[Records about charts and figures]
= = =

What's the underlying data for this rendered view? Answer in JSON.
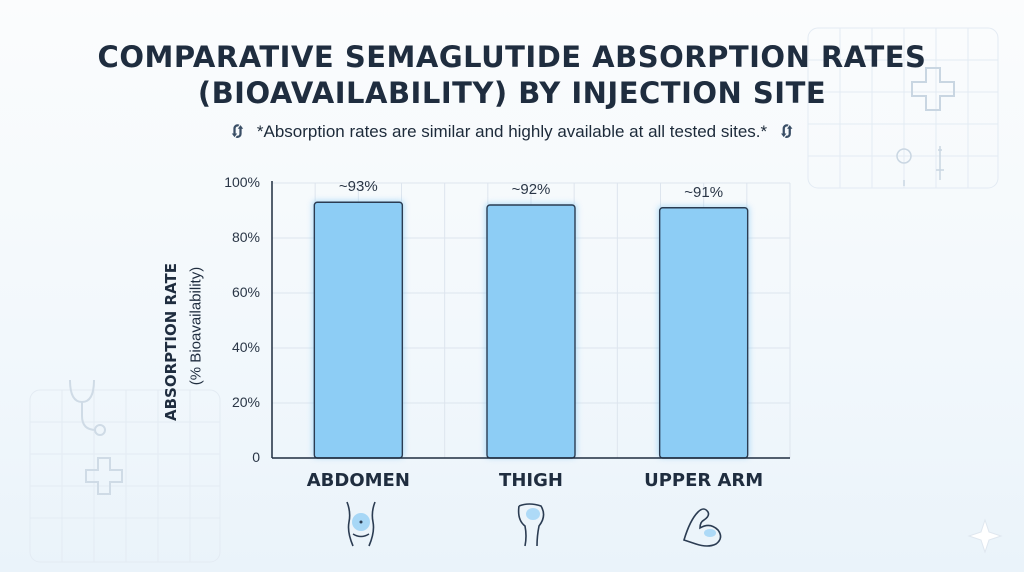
{
  "title_lines": [
    "COMPARATIVE SEMAGLUTIDE ABSORPTION RATES",
    "(BIOAVAILABILITY) BY INJECTION SITE"
  ],
  "subtitle": "*Absorption rates are similar and highly available at all tested sites.*",
  "icons": {
    "subtitle_left": "sync-icon",
    "subtitle_right": "sync-icon",
    "categories": [
      "abdomen-icon",
      "thigh-icon",
      "upper-arm-icon"
    ],
    "decorations": [
      "medical-cross-icon",
      "stethoscope-icon",
      "syringe-icon",
      "sparkle-icon"
    ]
  },
  "colors": {
    "bar_fill": "#8dcdf5",
    "bar_stroke": "#2b3c52",
    "grid": "#dde5ee",
    "axis": "#1f2d3f",
    "category_icon_glow": "#6fbff3"
  },
  "chart_data": {
    "type": "bar",
    "title": "COMPARATIVE SEMAGLUTIDE ABSORPTION RATES (BIOAVAILABILITY) BY INJECTION SITE",
    "subtitle": "*Absorption rates are similar and highly available at all tested sites.*",
    "categories": [
      "ABDOMEN",
      "THIGH",
      "UPPER ARM"
    ],
    "values": [
      93,
      92,
      91
    ],
    "data_labels": [
      "~93%",
      "~92%",
      "~91%"
    ],
    "ylabel": "ABSORPTION RATE",
    "ylabel_sub": "(% Bioavailability)",
    "xlabel": "",
    "ylim": [
      0,
      100
    ],
    "yticks": [
      0,
      20,
      40,
      60,
      80,
      100
    ],
    "ytick_labels": [
      "0",
      "20%",
      "40%",
      "60%",
      "80%",
      "100%"
    ],
    "grid": true,
    "legend": "none"
  }
}
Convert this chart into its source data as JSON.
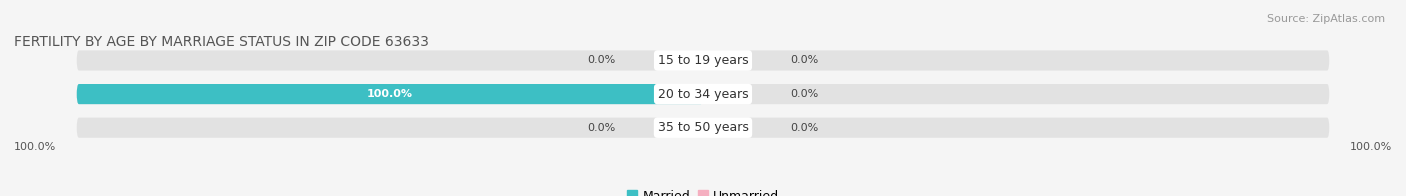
{
  "title": "FERTILITY BY AGE BY MARRIAGE STATUS IN ZIP CODE 63633",
  "source": "Source: ZipAtlas.com",
  "categories": [
    "15 to 19 years",
    "20 to 34 years",
    "35 to 50 years"
  ],
  "married_values": [
    0.0,
    100.0,
    0.0
  ],
  "unmarried_values": [
    0.0,
    0.0,
    0.0
  ],
  "married_color": "#3dbfc4",
  "unmarried_color": "#f5afc0",
  "bar_bg_color": "#e2e2e2",
  "bar_height": 0.6,
  "title_fontsize": 10,
  "source_fontsize": 8,
  "label_fontsize": 8,
  "legend_fontsize": 9,
  "category_fontsize": 9,
  "left_label_100": "100.0%",
  "right_label_100": "100.0%",
  "background_color": "#f5f5f5"
}
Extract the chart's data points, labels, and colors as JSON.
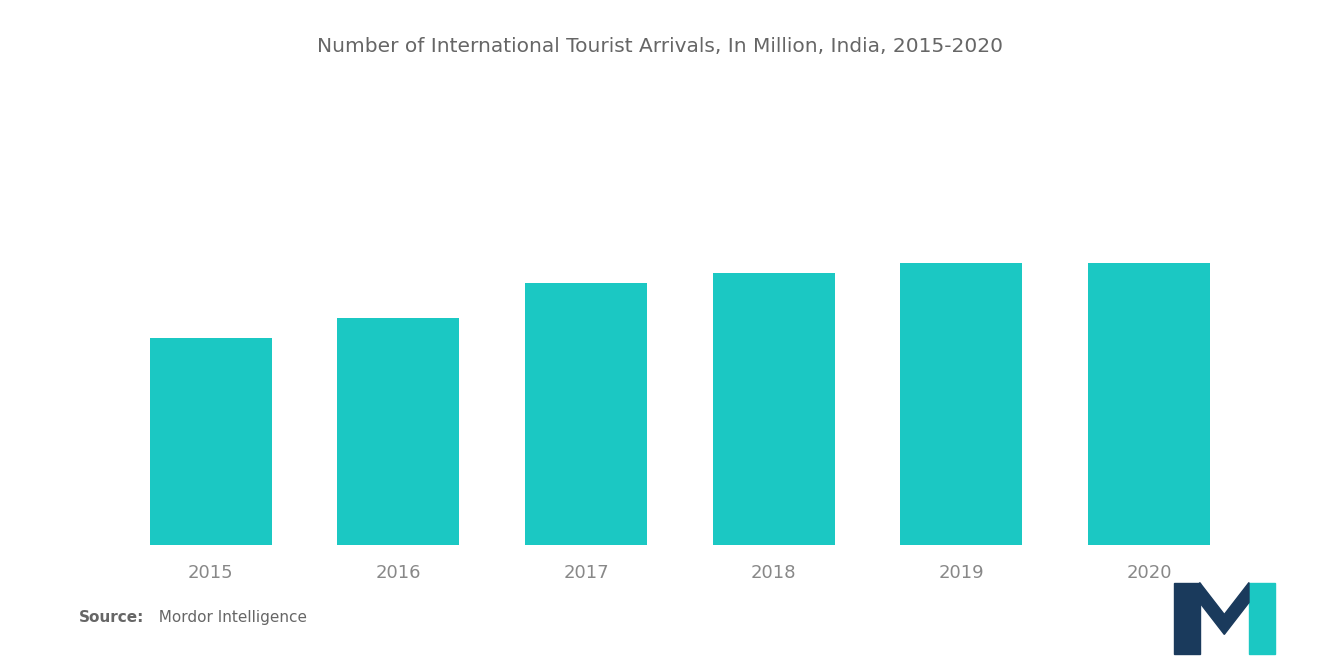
{
  "categories": [
    "2015",
    "2016",
    "2017",
    "2018",
    "2019",
    "2020"
  ],
  "values": [
    8.03,
    8.8,
    10.18,
    10.56,
    10.93,
    10.93
  ],
  "bar_color": "#1BC8C3",
  "title": "Number of International Tourist Arrivals, In Million, India, 2015-2020",
  "title_fontsize": 14.5,
  "title_color": "#666666",
  "background_color": "#FFFFFF",
  "xlabel_fontsize": 13,
  "xlabel_color": "#888888",
  "source_label_bold": "Source:",
  "source_label_normal": "  Mordor Intelligence",
  "source_fontsize": 11,
  "ylim": [
    0,
    16.5
  ],
  "bar_width": 0.65,
  "logo_color1": "#1a3a5c",
  "logo_color2": "#1BC8C3"
}
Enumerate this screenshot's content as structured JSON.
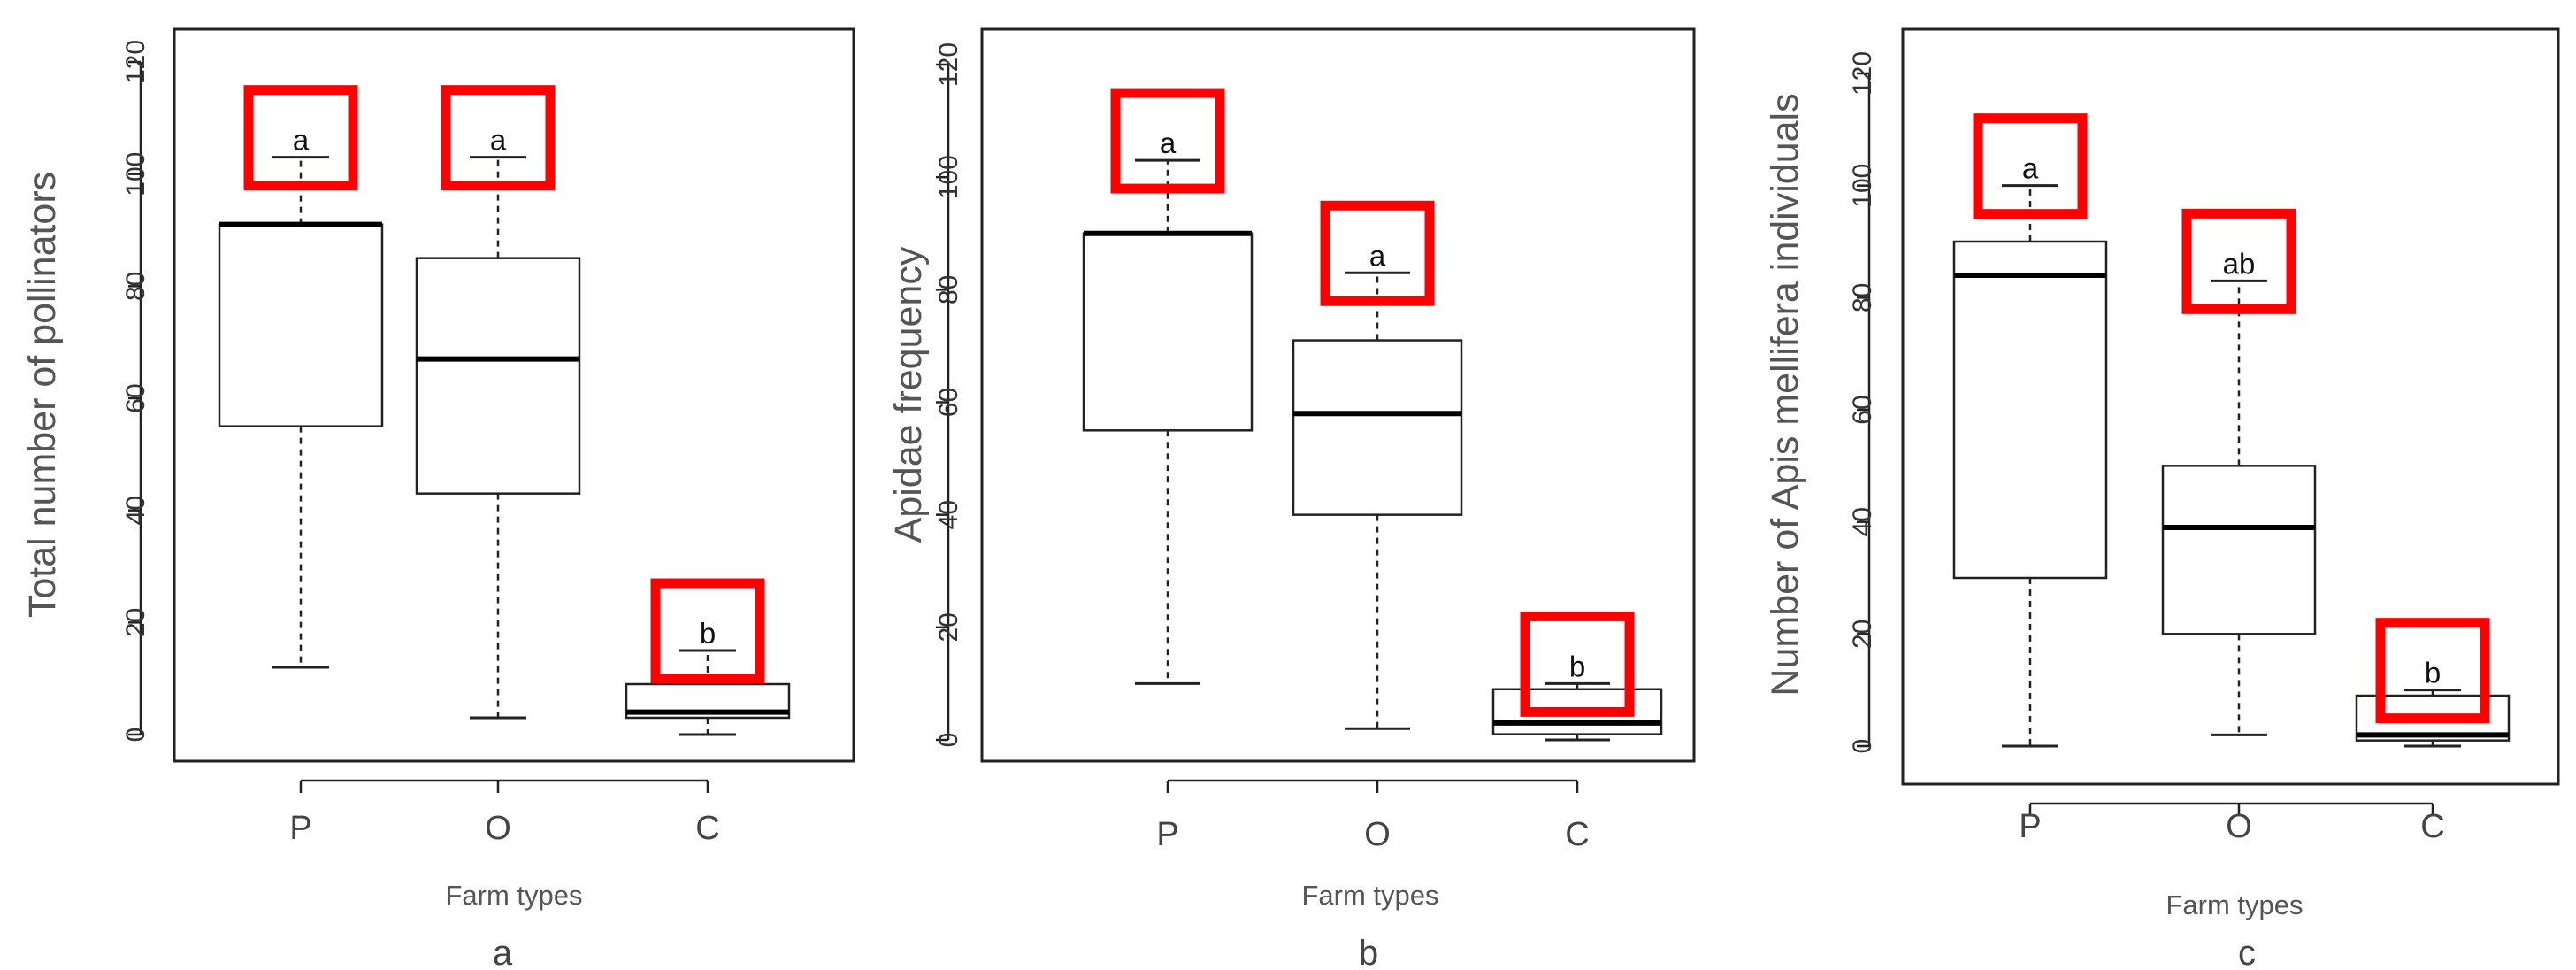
{
  "style": {
    "highlight_color": "#ff0000",
    "box_stroke": "#222222",
    "axis_title_color": "#555555",
    "background": "#ffffff"
  },
  "chart_data": [
    {
      "type": "boxplot",
      "ylabel": "Total number of pollinators",
      "xlabel": "Farm types",
      "panel_label": "a",
      "ylim": [
        0,
        120
      ],
      "yticks": [
        0,
        20,
        40,
        60,
        80,
        100,
        120
      ],
      "categories": [
        "P",
        "O",
        "C"
      ],
      "boxes": [
        {
          "category": "P",
          "min": 12,
          "q1": 55,
          "median": 91,
          "q3": 91,
          "max": 103,
          "significance": "a"
        },
        {
          "category": "O",
          "min": 3,
          "q1": 43,
          "median": 67,
          "q3": 85,
          "max": 103,
          "significance": "a"
        },
        {
          "category": "C",
          "min": 0,
          "q1": 3,
          "median": 4,
          "q3": 9,
          "max": 15,
          "significance": "b"
        }
      ]
    },
    {
      "type": "boxplot",
      "ylabel": "Apidae frequency",
      "xlabel": "Farm types",
      "panel_label": "b",
      "ylim": [
        0,
        120
      ],
      "yticks": [
        0,
        20,
        40,
        60,
        80,
        100,
        120
      ],
      "categories": [
        "P",
        "O",
        "C"
      ],
      "boxes": [
        {
          "category": "P",
          "min": 10,
          "q1": 55,
          "median": 90,
          "q3": 90,
          "max": 103,
          "significance": "a"
        },
        {
          "category": "O",
          "min": 2,
          "q1": 40,
          "median": 58,
          "q3": 71,
          "max": 83,
          "significance": "a"
        },
        {
          "category": "C",
          "min": 0,
          "q1": 1,
          "median": 3,
          "q3": 9,
          "max": 10,
          "significance": "b"
        }
      ]
    },
    {
      "type": "boxplot",
      "ylabel": "Number of Apis mellifera individuals",
      "xlabel": "Farm types",
      "panel_label": "c",
      "ylim": [
        0,
        120
      ],
      "yticks": [
        0,
        20,
        40,
        60,
        80,
        100,
        120
      ],
      "categories": [
        "P",
        "O",
        "C"
      ],
      "boxes": [
        {
          "category": "P",
          "min": 0,
          "q1": 30,
          "median": 84,
          "q3": 90,
          "max": 100,
          "significance": "a"
        },
        {
          "category": "O",
          "min": 2,
          "q1": 20,
          "median": 39,
          "q3": 50,
          "max": 83,
          "significance": "ab"
        },
        {
          "category": "C",
          "min": 0,
          "q1": 1,
          "median": 2,
          "q3": 9,
          "max": 10,
          "significance": "b"
        }
      ]
    }
  ]
}
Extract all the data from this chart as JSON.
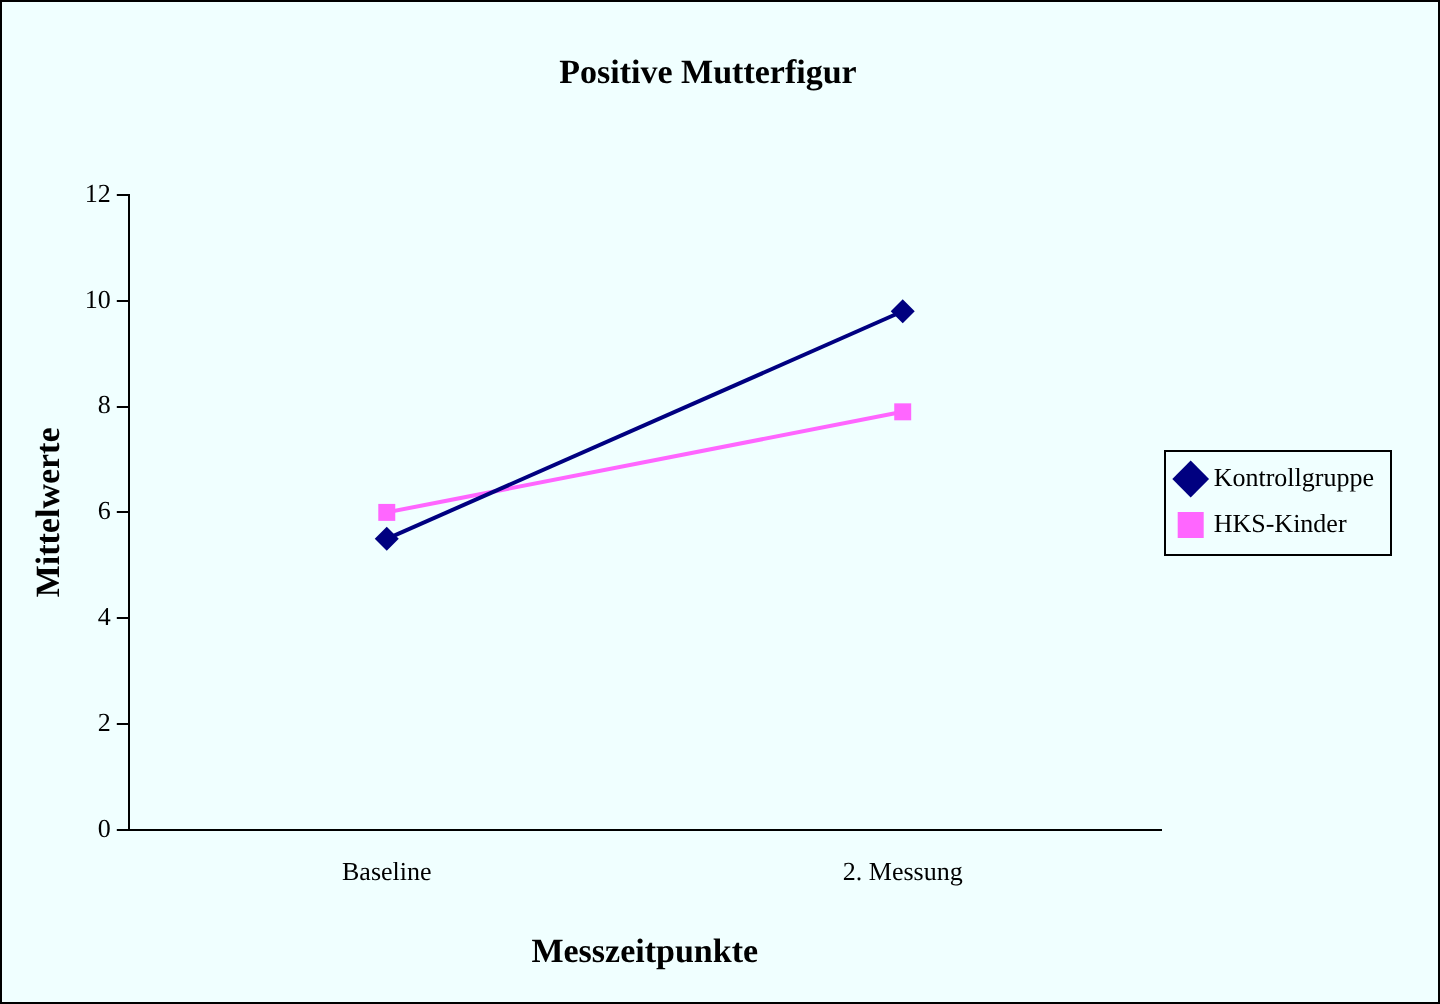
{
  "chart_data": {
    "type": "line",
    "title": "Positive Mutterfigur",
    "xlabel": "Messzeitpunkte",
    "ylabel": "Mittelwerte",
    "categories": [
      "Baseline",
      "2. Messung"
    ],
    "series": [
      {
        "name": "Kontrollgruppe",
        "color": "#000080",
        "values": [
          5.5,
          9.8
        ],
        "marker": "diamond"
      },
      {
        "name": "HKS-Kinder",
        "color": "#ff66ff",
        "values": [
          6.0,
          7.9
        ],
        "marker": "square"
      }
    ],
    "ylim": [
      0,
      12
    ],
    "yticks": [
      0,
      2,
      4,
      6,
      8,
      10,
      12
    ],
    "grid": false,
    "legend": "right"
  }
}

= = =

#### WHAT IS REQUIRED
Without the pictures, reproduce every line of the records above exactly.

#### RESULT FOR THIS TASK
What's the underlying data for this rendered view? Answer in JSON.
{
  "title_lines": [
    "COMPARATIVE SEMAGLUTIDE ABSORPTION RATES",
    "(BIOAVAILABILITY) BY INJECTION SITE"
  ],
  "subtitle": "*Absorption rates are similar and highly available at all tested sites.*",
  "icons": {
    "subtitle_left": "sync-icon",
    "subtitle_right": "sync-icon",
    "categories": [
      "abdomen-icon",
      "thigh-icon",
      "upper-arm-icon"
    ],
    "decorations": [
      "medical-cross-icon",
      "stethoscope-icon",
      "syringe-icon",
      "sparkle-icon"
    ]
  },
  "colors": {
    "bar_fill": "#8dcdf5",
    "bar_stroke": "#2b3c52",
    "grid": "#dde5ee",
    "axis": "#1f2d3f",
    "category_icon_glow": "#6fbff3"
  },
  "chart_data": {
    "type": "bar",
    "title": "COMPARATIVE SEMAGLUTIDE ABSORPTION RATES (BIOAVAILABILITY) BY INJECTION SITE",
    "subtitle": "*Absorption rates are similar and highly available at all tested sites.*",
    "categories": [
      "ABDOMEN",
      "THIGH",
      "UPPER ARM"
    ],
    "values": [
      93,
      92,
      91
    ],
    "data_labels": [
      "~93%",
      "~92%",
      "~91%"
    ],
    "ylabel": "ABSORPTION RATE",
    "ylabel_sub": "(% Bioavailability)",
    "xlabel": "",
    "ylim": [
      0,
      100
    ],
    "yticks": [
      0,
      20,
      40,
      60,
      80,
      100
    ],
    "ytick_labels": [
      "0",
      "20%",
      "40%",
      "60%",
      "80%",
      "100%"
    ],
    "grid": true,
    "legend": "none"
  }
}
Convert this chart into its source data as JSON.
{
  "title": "FERTILITY BY AGE BY MARRIAGE STATUS IN ZIP CODE 63633",
  "source": "Source: ZipAtlas.com",
  "categories": [
    "15 to 19 years",
    "20 to 34 years",
    "35 to 50 years"
  ],
  "married_values": [
    0.0,
    100.0,
    0.0
  ],
  "unmarried_values": [
    0.0,
    0.0,
    0.0
  ],
  "married_color": "#3dbfc4",
  "unmarried_color": "#f5afc0",
  "bar_bg_color": "#e2e2e2",
  "bar_height": 0.6,
  "title_fontsize": 10,
  "source_fontsize": 8,
  "label_fontsize": 8,
  "legend_fontsize": 9,
  "category_fontsize": 9,
  "left_label_100": "100.0%",
  "right_label_100": "100.0%",
  "background_color": "#f5f5f5"
}
Extract the chart's data points, labels, and colors as JSON.
{
  "categories": [
    "2015",
    "2016",
    "2017",
    "2018",
    "2019",
    "2020"
  ],
  "values": [
    8.03,
    8.8,
    10.18,
    10.56,
    10.93,
    10.93
  ],
  "bar_color": "#1BC8C3",
  "title": "Number of International Tourist Arrivals, In Million, India, 2015-2020",
  "title_fontsize": 14.5,
  "title_color": "#666666",
  "background_color": "#FFFFFF",
  "xlabel_fontsize": 13,
  "xlabel_color": "#888888",
  "source_label_bold": "Source:",
  "source_label_normal": "  Mordor Intelligence",
  "source_fontsize": 11,
  "ylim": [
    0,
    16.5
  ],
  "bar_width": 0.65,
  "logo_color1": "#1a3a5c",
  "logo_color2": "#1BC8C3"
}
Enumerate this screenshot's content as structured JSON.
{
  "style": {
    "highlight_color": "#ff0000",
    "box_stroke": "#222222",
    "axis_title_color": "#555555",
    "background": "#ffffff"
  },
  "chart_data": [
    {
      "type": "boxplot",
      "ylabel": "Total number of pollinators",
      "xlabel": "Farm types",
      "panel_label": "a",
      "ylim": [
        0,
        120
      ],
      "yticks": [
        0,
        20,
        40,
        60,
        80,
        100,
        120
      ],
      "categories": [
        "P",
        "O",
        "C"
      ],
      "boxes": [
        {
          "category": "P",
          "min": 12,
          "q1": 55,
          "median": 91,
          "q3": 91,
          "max": 103,
          "significance": "a"
        },
        {
          "category": "O",
          "min": 3,
          "q1": 43,
          "median": 67,
          "q3": 85,
          "max": 103,
          "significance": "a"
        },
        {
          "category": "C",
          "min": 0,
          "q1": 3,
          "median": 4,
          "q3": 9,
          "max": 15,
          "significance": "b"
        }
      ]
    },
    {
      "type": "boxplot",
      "ylabel": "Apidae frequency",
      "xlabel": "Farm types",
      "panel_label": "b",
      "ylim": [
        0,
        120
      ],
      "yticks": [
        0,
        20,
        40,
        60,
        80,
        100,
        120
      ],
      "categories": [
        "P",
        "O",
        "C"
      ],
      "boxes": [
        {
          "category": "P",
          "min": 10,
          "q1": 55,
          "median": 90,
          "q3": 90,
          "max": 103,
          "significance": "a"
        },
        {
          "category": "O",
          "min": 2,
          "q1": 40,
          "median": 58,
          "q3": 71,
          "max": 83,
          "significance": "a"
        },
        {
          "category": "C",
          "min": 0,
          "q1": 1,
          "median": 3,
          "q3": 9,
          "max": 10,
          "significance": "b"
        }
      ]
    },
    {
      "type": "boxplot",
      "ylabel": "Number of Apis mellifera individuals",
      "xlabel": "Farm types",
      "panel_label": "c",
      "ylim": [
        0,
        120
      ],
      "yticks": [
        0,
        20,
        40,
        60,
        80,
        100,
        120
      ],
      "categories": [
        "P",
        "O",
        "C"
      ],
      "boxes": [
        {
          "category": "P",
          "min": 0,
          "q1": 30,
          "median": 84,
          "q3": 90,
          "max": 100,
          "significance": "a"
        },
        {
          "category": "O",
          "min": 2,
          "q1": 20,
          "median": 39,
          "q3": 50,
          "max": 83,
          "significance": "ab"
        },
        {
          "category": "C",
          "min": 0,
          "q1": 1,
          "median": 2,
          "q3": 9,
          "max": 10,
          "significance": "b"
        }
      ]
    }
  ]
}
Extract all the data from this chart as JSON.
{
  "chart_data": {
    "type": "line",
    "title": "Positive Mutterfigur",
    "xlabel": "Messzeitpunkte",
    "ylabel": "Mittelwerte",
    "categories": [
      "Baseline",
      "2. Messung"
    ],
    "series": [
      {
        "name": "Kontrollgruppe",
        "color": "#000080",
        "values": [
          5.5,
          9.8
        ],
        "marker": "diamond"
      },
      {
        "name": "HKS-Kinder",
        "color": "#ff66ff",
        "values": [
          6.0,
          7.9
        ],
        "marker": "square"
      }
    ],
    "ylim": [
      0,
      12
    ],
    "yticks": [
      0,
      2,
      4,
      6,
      8,
      10,
      12
    ],
    "grid": false,
    "legend": "right"
  }
}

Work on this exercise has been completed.